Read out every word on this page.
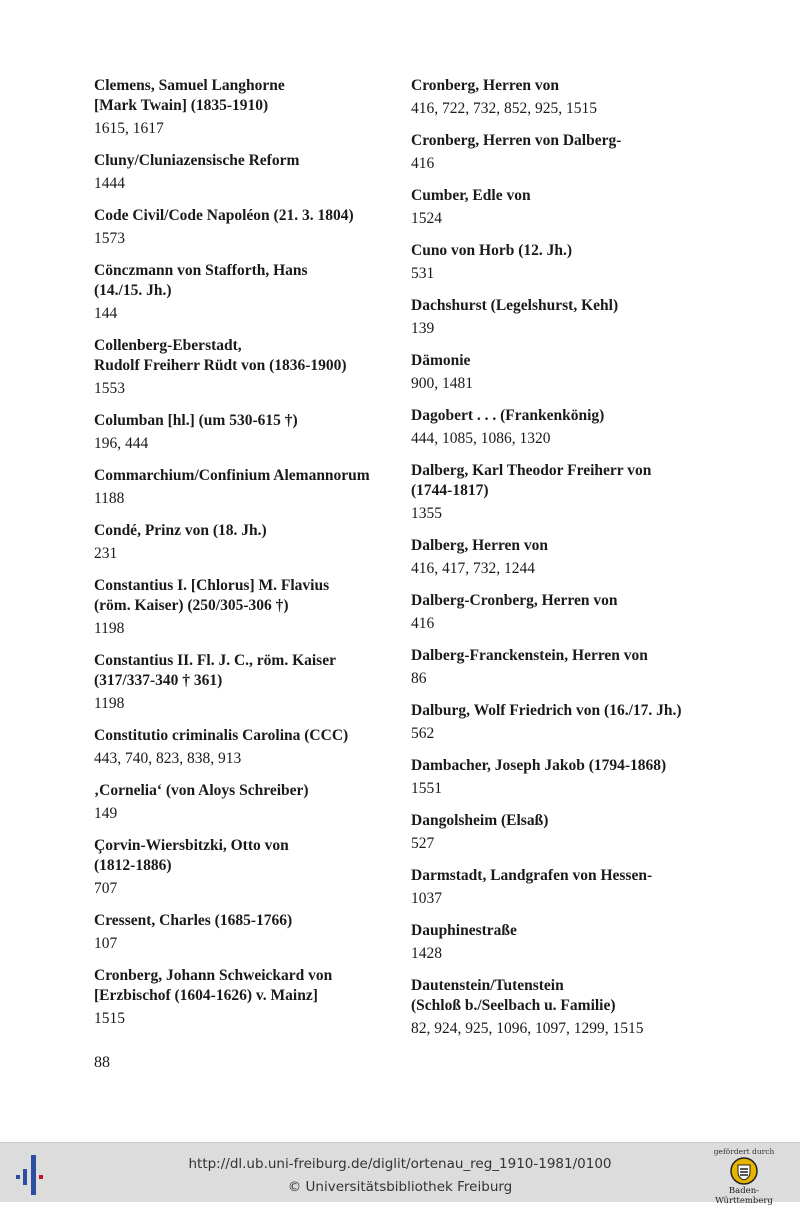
Clemens, Samuel Langhorne
[Mark Twain] (1835-1910)
1615, 1617
Cluny/Cluniazensische Reform
1444
Code Civil/Code Napoléon (21. 3. 1804)
1573
Cönczmann von Stafforth, Hans
(14./15. Jh.)
144
Collenberg-Eberstadt,
Rudolf Freiherr Rüdt von (1836-1900)
1553
Columban [hl.] (um 530-615 †)
196, 444
Commarchium/Confinium Alemannorum
1188
Condé, Prinz von (18. Jh.)
231
Constantius I. [Chlorus] M. Flavius
(röm. Kaiser) (250/305-306 †)
1198
Constantius II. Fl. J. C., röm. Kaiser
(317/337-340 † 361)
1198
Constitutio criminalis Carolina (CCC)
443, 740, 823, 838, 913
‚Cornelia‘ (von Aloys Schreiber)
149
Çorvin-Wiersbitzki, Otto von
(1812-1886)
707
Cressent, Charles (1685-1766)
107
Cronberg, Johann Schweickard von
[Erzbischof (1604-1626) v. Mainz]
1515
Cronberg, Herren von
416, 722, 732, 852, 925, 1515
Cronberg, Herren von Dalberg-
416
Cumber, Edle von
1524
Cuno von Horb (12. Jh.)
531
Dachshurst (Legelshurst, Kehl)
139
Dämonie
900, 1481
Dagobert . . . (Frankenkönig)
444, 1085, 1086, 1320
Dalberg, Karl Theodor Freiherr von
(1744-1817)
1355
Dalberg, Herren von
416, 417, 732, 1244
Dalberg-Cronberg, Herren von
416
Dalberg-Franckenstein, Herren von
86
Dalburg, Wolf Friedrich von (16./17. Jh.)
562
Dambacher, Joseph Jakob (1794-1868)
1551
Dangolsheim (Elsaß)
527
Darmstadt, Landgrafen von Hessen-
1037
Dauphinestraße
1428
Dautenstein/Tutenstein
(Schloß b./Seelbach u. Familie)
82, 924, 925, 1096, 1097, 1299, 1515
88
http://dl.ub.uni-freiburg.de/diglit/ortenau_reg_1910-1981/0100
© Universitätsbibliothek Freiburg
gefördert durch
Baden-Württemberg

········

Challenge:
Return each line that includes "Dalberg".

Correct result:
Cronberg, Herren von Dalberg-
Dalberg, Karl Theodor Freiherr von
Dalberg, Herren von
Dalberg-Cronberg, Herren von
Dalberg-Franckenstein, Herren von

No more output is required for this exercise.